◆ **Supplied material**
——

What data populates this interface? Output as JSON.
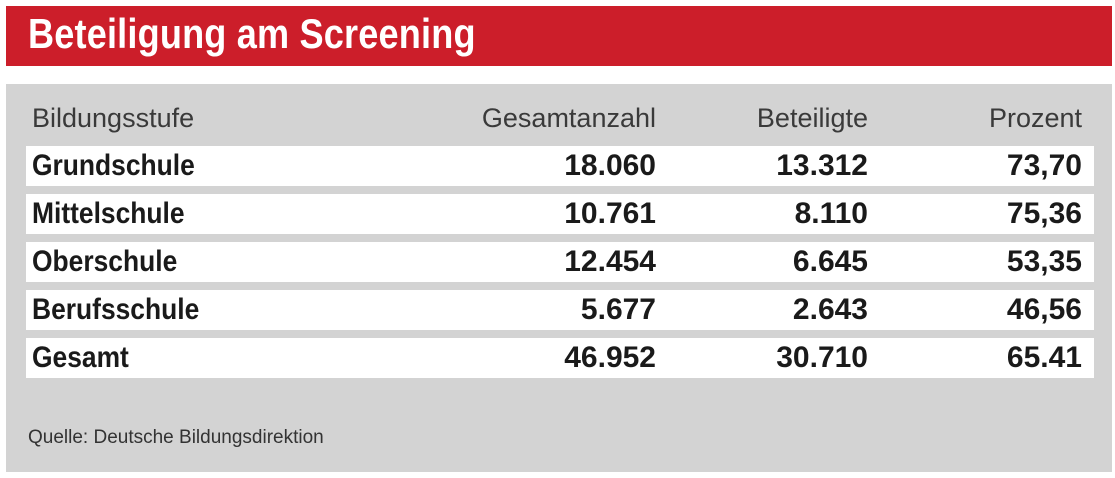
{
  "title": "Beteiligung am Screening",
  "colors": {
    "title_bar": "#cc1e2a",
    "panel": "#d3d3d3"
  },
  "chart_data": {
    "type": "table",
    "title": "Beteiligung am Screening",
    "columns": [
      "Bildungsstufe",
      "Gesamtanzahl",
      "Beteiligte",
      "Prozent"
    ],
    "rows": [
      [
        "Grundschule",
        "18.060",
        "13.312",
        "73,70"
      ],
      [
        "Mittelschule",
        "10.761",
        "8.110",
        "75,36"
      ],
      [
        "Oberschule",
        "12.454",
        "6.645",
        "53,35"
      ],
      [
        "Berufsschule",
        "5.677",
        "2.643",
        "46,56"
      ],
      [
        "Gesamt",
        "46.952",
        "30.710",
        "65.41"
      ]
    ],
    "source": "Quelle: Deutsche Bildungsdirektion"
  }
}
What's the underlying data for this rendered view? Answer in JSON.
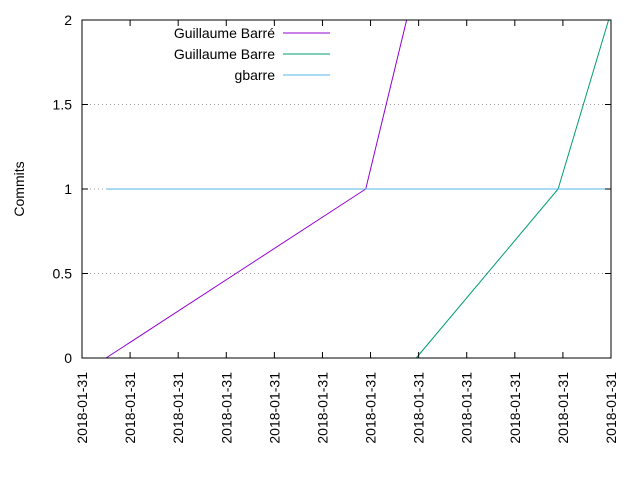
{
  "chart_data": {
    "type": "line",
    "title": "",
    "xlabel": "",
    "ylabel": "Commits",
    "ylim": [
      0,
      2
    ],
    "xlim": [
      0,
      11
    ],
    "yticks": [
      0,
      0.5,
      1,
      1.5,
      2
    ],
    "ytick_labels": [
      "0",
      "0.5",
      "1",
      "1.5",
      "2"
    ],
    "xticks": [
      0,
      1,
      2,
      3,
      4,
      5,
      6,
      7,
      8,
      9,
      10,
      11
    ],
    "xtick_labels": [
      "2018-01-31",
      "2018-01-31",
      "2018-01-31",
      "2018-01-31",
      "2018-01-31",
      "2018-01-31",
      "2018-01-31",
      "2018-01-31",
      "2018-01-31",
      "2018-01-31",
      "2018-01-31",
      "2018-01-31"
    ],
    "grid": "horizontal dotted",
    "legend_position": "top-left",
    "series": [
      {
        "name": "Guillaume Barré",
        "color": "#9400d3",
        "x": [
          0.5,
          5.9,
          6.75
        ],
        "y": [
          0,
          1,
          2
        ]
      },
      {
        "name": "Guillaume Barre",
        "color": "#009e73",
        "x": [
          6.95,
          9.9,
          10.95
        ],
        "y": [
          0,
          1,
          2
        ]
      },
      {
        "name": "gbarre",
        "color": "#56b4e9",
        "x": [
          0.5,
          10.95
        ],
        "y": [
          1,
          1
        ]
      }
    ]
  }
}
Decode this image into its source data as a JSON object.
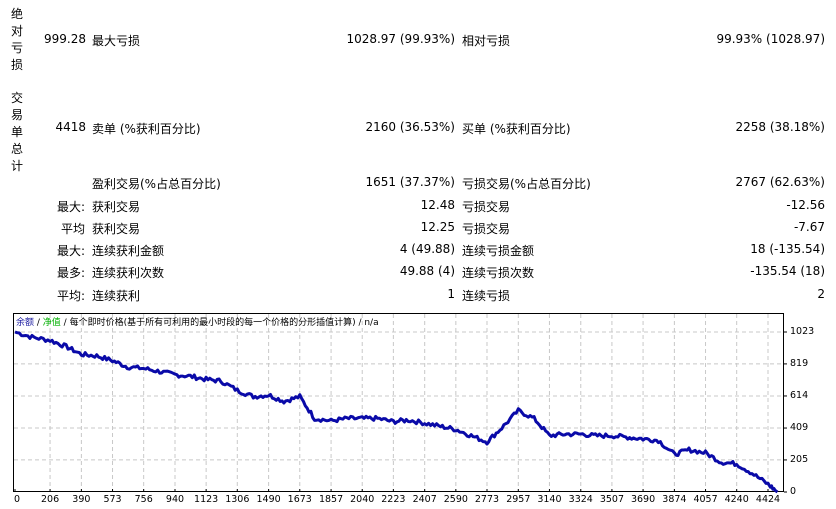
{
  "section_drawdown": {
    "vertical_label": "绝对亏损",
    "value": "999.28",
    "max_label": "最大亏损",
    "max_value": "1028.97 (99.93%)",
    "rel_label": "相对亏损",
    "rel_value": "99.93% (1028.97)"
  },
  "section_trades": {
    "vertical_label": "交易单总计",
    "value": "4418",
    "sell_label": "卖单 (%获利百分比)",
    "sell_value": "2160 (36.53%)",
    "buy_label": "买单 (%获利百分比)",
    "buy_value": "2258 (38.18%)"
  },
  "stats_rows": [
    {
      "prefix": "",
      "left_label": "盈利交易(%占总百分比)",
      "left_value": "1651 (37.37%)",
      "right_label": "亏损交易(%占总百分比)",
      "right_value": "2767 (62.63%)"
    },
    {
      "prefix": "最大:",
      "left_label": "获利交易",
      "left_value": "12.48",
      "right_label": "亏损交易",
      "right_value": "-12.56"
    },
    {
      "prefix": "平均",
      "left_label": "获利交易",
      "left_value": "12.25",
      "right_label": "亏损交易",
      "right_value": "-7.67"
    },
    {
      "prefix": "最大:",
      "left_label": "连续获利金额",
      "left_value": "4 (49.88)",
      "right_label": "连续亏损金额",
      "right_value": "18 (-135.54)"
    },
    {
      "prefix": "最多:",
      "left_label": "连续获利次数",
      "left_value": "49.88 (4)",
      "right_label": "连续亏损次数",
      "right_value": "-135.54 (18)"
    },
    {
      "prefix": "平均:",
      "left_label": "连续获利",
      "left_value": "1",
      "right_label": "连续亏损",
      "right_value": "2"
    }
  ],
  "chart_header": {
    "balance": "余额",
    "sep1": " / ",
    "equity": "净值",
    "sep2": " / ",
    "description": "每个即时价格(基于所有可利用的最小时段的每一个价格的分形插值计算) / n/a"
  },
  "colors": {
    "line": "#0a0aa8",
    "balance_label": "#1a1aa0",
    "equity_label": "#00b000",
    "grid": "#c8c8c8"
  },
  "chart_data": {
    "type": "line",
    "title": "余额 / 净值 / 每个即时价格(基于所有可利用的最小时段的每一个价格的分形插值计算) / n/a",
    "xlabel": "",
    "ylabel": "",
    "x_ticks": [
      "0",
      "206",
      "390",
      "573",
      "756",
      "940",
      "1123",
      "1306",
      "1490",
      "1673",
      "1857",
      "2040",
      "2223",
      "2407",
      "2590",
      "2773",
      "2957",
      "3140",
      "3324",
      "3507",
      "3690",
      "3874",
      "4057",
      "4240",
      "4424"
    ],
    "y_ticks": [
      "0",
      "205",
      "409",
      "614",
      "819",
      "1023"
    ],
    "xlim": [
      0,
      4500
    ],
    "ylim": [
      0,
      1100
    ],
    "grid": true,
    "legend_position": "top-left",
    "series": [
      {
        "name": "余额",
        "x": [
          0,
          100,
          206,
          300,
          390,
          480,
          573,
          660,
          756,
          850,
          940,
          1030,
          1123,
          1210,
          1306,
          1400,
          1490,
          1580,
          1673,
          1760,
          1857,
          1950,
          2040,
          2130,
          2223,
          2310,
          2407,
          2500,
          2590,
          2680,
          2773,
          2860,
          2957,
          3050,
          3140,
          3230,
          3324,
          3410,
          3507,
          3600,
          3690,
          3780,
          3874,
          3960,
          4057,
          4150,
          4240,
          4330,
          4424,
          4480
        ],
        "y": [
          1023,
          990,
          970,
          930,
          880,
          870,
          840,
          800,
          790,
          770,
          750,
          740,
          720,
          710,
          650,
          610,
          620,
          580,
          610,
          470,
          455,
          470,
          470,
          470,
          450,
          460,
          440,
          420,
          400,
          360,
          320,
          410,
          520,
          470,
          360,
          370,
          370,
          360,
          360,
          350,
          340,
          330,
          240,
          270,
          250,
          190,
          180,
          120,
          50,
          0
        ]
      }
    ]
  }
}
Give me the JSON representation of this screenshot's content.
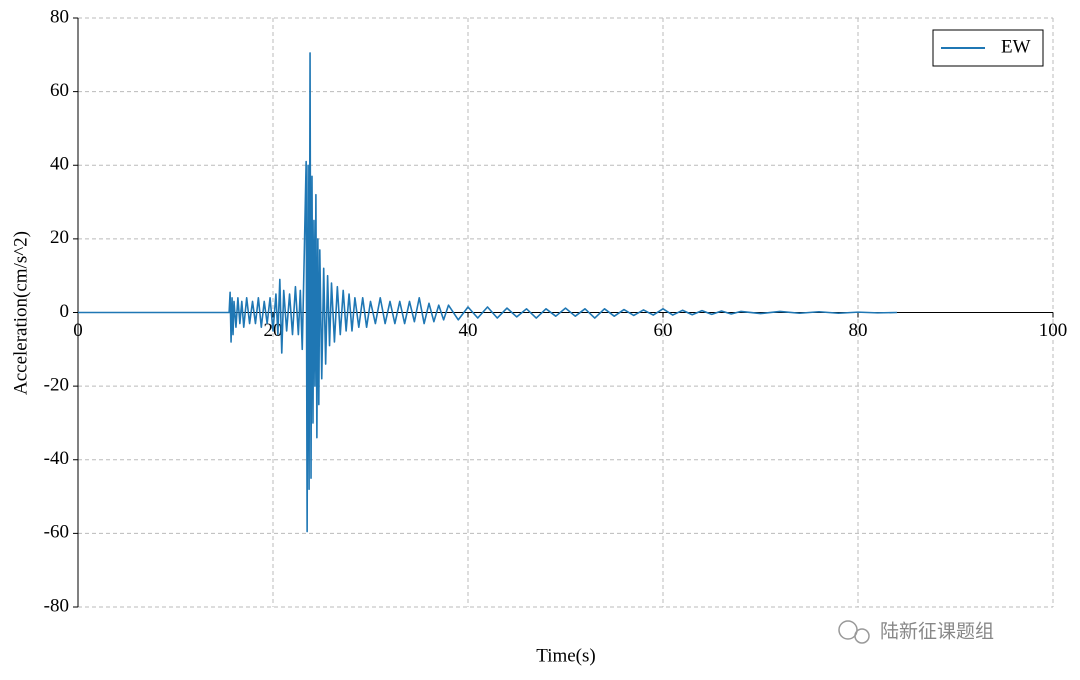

——

Set each line of the records down exactly, leaving every picture out.

◆ **Worked solution**
What data populates this interface? Output as JSON.
{
  "title": "Beteiligung am Screening",
  "colors": {
    "title_bar": "#cc1e2a",
    "panel": "#d3d3d3"
  },
  "chart_data": {
    "type": "table",
    "title": "Beteiligung am Screening",
    "columns": [
      "Bildungsstufe",
      "Gesamtanzahl",
      "Beteiligte",
      "Prozent"
    ],
    "rows": [
      [
        "Grundschule",
        "18.060",
        "13.312",
        "73,70"
      ],
      [
        "Mittelschule",
        "10.761",
        "8.110",
        "75,36"
      ],
      [
        "Oberschule",
        "12.454",
        "6.645",
        "53,35"
      ],
      [
        "Berufsschule",
        "5.677",
        "2.643",
        "46,56"
      ],
      [
        "Gesamt",
        "46.952",
        "30.710",
        "65.41"
      ]
    ],
    "source": "Quelle: Deutsche Bildungsdirektion"
  }
}
What's the underlying data for this rendered view? Answer in JSON.
{
  "chart_data": {
    "type": "line",
    "title": "",
    "xlabel": "",
    "ylabel": "Commits",
    "ylim": [
      0,
      2
    ],
    "xlim": [
      0,
      11
    ],
    "yticks": [
      0,
      0.5,
      1,
      1.5,
      2
    ],
    "ytick_labels": [
      "0",
      "0.5",
      "1",
      "1.5",
      "2"
    ],
    "xticks": [
      0,
      1,
      2,
      3,
      4,
      5,
      6,
      7,
      8,
      9,
      10,
      11
    ],
    "xtick_labels": [
      "2018-01-31",
      "2018-01-31",
      "2018-01-31",
      "2018-01-31",
      "2018-01-31",
      "2018-01-31",
      "2018-01-31",
      "2018-01-31",
      "2018-01-31",
      "2018-01-31",
      "2018-01-31",
      "2018-01-31"
    ],
    "grid": "horizontal dotted",
    "legend_position": "top-left",
    "series": [
      {
        "name": "Guillaume Barré",
        "color": "#9400d3",
        "x": [
          0.5,
          5.9,
          6.75
        ],
        "y": [
          0,
          1,
          2
        ]
      },
      {
        "name": "Guillaume Barre",
        "color": "#009e73",
        "x": [
          6.95,
          9.9,
          10.95
        ],
        "y": [
          0,
          1,
          2
        ]
      },
      {
        "name": "gbarre",
        "color": "#56b4e9",
        "x": [
          0.5,
          10.95
        ],
        "y": [
          1,
          1
        ]
      }
    ]
  }
}
Decode this image into its source data as a JSON object.
{
  "section_drawdown": {
    "vertical_label": "绝对亏损",
    "value": "999.28",
    "max_label": "最大亏损",
    "max_value": "1028.97 (99.93%)",
    "rel_label": "相对亏损",
    "rel_value": "99.93% (1028.97)"
  },
  "section_trades": {
    "vertical_label": "交易单总计",
    "value": "4418",
    "sell_label": "卖单 (%获利百分比)",
    "sell_value": "2160 (36.53%)",
    "buy_label": "买单 (%获利百分比)",
    "buy_value": "2258 (38.18%)"
  },
  "stats_rows": [
    {
      "prefix": "",
      "left_label": "盈利交易(%占总百分比)",
      "left_value": "1651 (37.37%)",
      "right_label": "亏损交易(%占总百分比)",
      "right_value": "2767 (62.63%)"
    },
    {
      "prefix": "最大:",
      "left_label": "获利交易",
      "left_value": "12.48",
      "right_label": "亏损交易",
      "right_value": "-12.56"
    },
    {
      "prefix": "平均",
      "left_label": "获利交易",
      "left_value": "12.25",
      "right_label": "亏损交易",
      "right_value": "-7.67"
    },
    {
      "prefix": "最大:",
      "left_label": "连续获利金额",
      "left_value": "4 (49.88)",
      "right_label": "连续亏损金额",
      "right_value": "18 (-135.54)"
    },
    {
      "prefix": "最多:",
      "left_label": "连续获利次数",
      "left_value": "49.88 (4)",
      "right_label": "连续亏损次数",
      "right_value": "-135.54 (18)"
    },
    {
      "prefix": "平均:",
      "left_label": "连续获利",
      "left_value": "1",
      "right_label": "连续亏损",
      "right_value": "2"
    }
  ],
  "chart_header": {
    "balance": "余额",
    "sep1": " / ",
    "equity": "净值",
    "sep2": " / ",
    "description": "每个即时价格(基于所有可利用的最小时段的每一个价格的分形插值计算) / n/a"
  },
  "colors": {
    "line": "#0a0aa8",
    "balance_label": "#1a1aa0",
    "equity_label": "#00b000",
    "grid": "#c8c8c8"
  },
  "chart_data": {
    "type": "line",
    "title": "余额 / 净值 / 每个即时价格(基于所有可利用的最小时段的每一个价格的分形插值计算) / n/a",
    "xlabel": "",
    "ylabel": "",
    "x_ticks": [
      "0",
      "206",
      "390",
      "573",
      "756",
      "940",
      "1123",
      "1306",
      "1490",
      "1673",
      "1857",
      "2040",
      "2223",
      "2407",
      "2590",
      "2773",
      "2957",
      "3140",
      "3324",
      "3507",
      "3690",
      "3874",
      "4057",
      "4240",
      "4424"
    ],
    "y_ticks": [
      "0",
      "205",
      "409",
      "614",
      "819",
      "1023"
    ],
    "xlim": [
      0,
      4500
    ],
    "ylim": [
      0,
      1100
    ],
    "grid": true,
    "legend_position": "top-left",
    "series": [
      {
        "name": "余额",
        "x": [
          0,
          100,
          206,
          300,
          390,
          480,
          573,
          660,
          756,
          850,
          940,
          1030,
          1123,
          1210,
          1306,
          1400,
          1490,
          1580,
          1673,
          1760,
          1857,
          1950,
          2040,
          2130,
          2223,
          2310,
          2407,
          2500,
          2590,
          2680,
          2773,
          2860,
          2957,
          3050,
          3140,
          3230,
          3324,
          3410,
          3507,
          3600,
          3690,
          3780,
          3874,
          3960,
          4057,
          4150,
          4240,
          4330,
          4424,
          4480
        ],
        "y": [
          1023,
          990,
          970,
          930,
          880,
          870,
          840,
          800,
          790,
          770,
          750,
          740,
          720,
          710,
          650,
          610,
          620,
          580,
          610,
          470,
          455,
          470,
          470,
          470,
          450,
          460,
          440,
          420,
          400,
          360,
          320,
          410,
          520,
          470,
          360,
          370,
          370,
          360,
          360,
          350,
          340,
          330,
          240,
          270,
          250,
          190,
          180,
          120,
          50,
          0
        ]
      }
    ]
  }
}
Give me the JSON representation of this screenshot's content.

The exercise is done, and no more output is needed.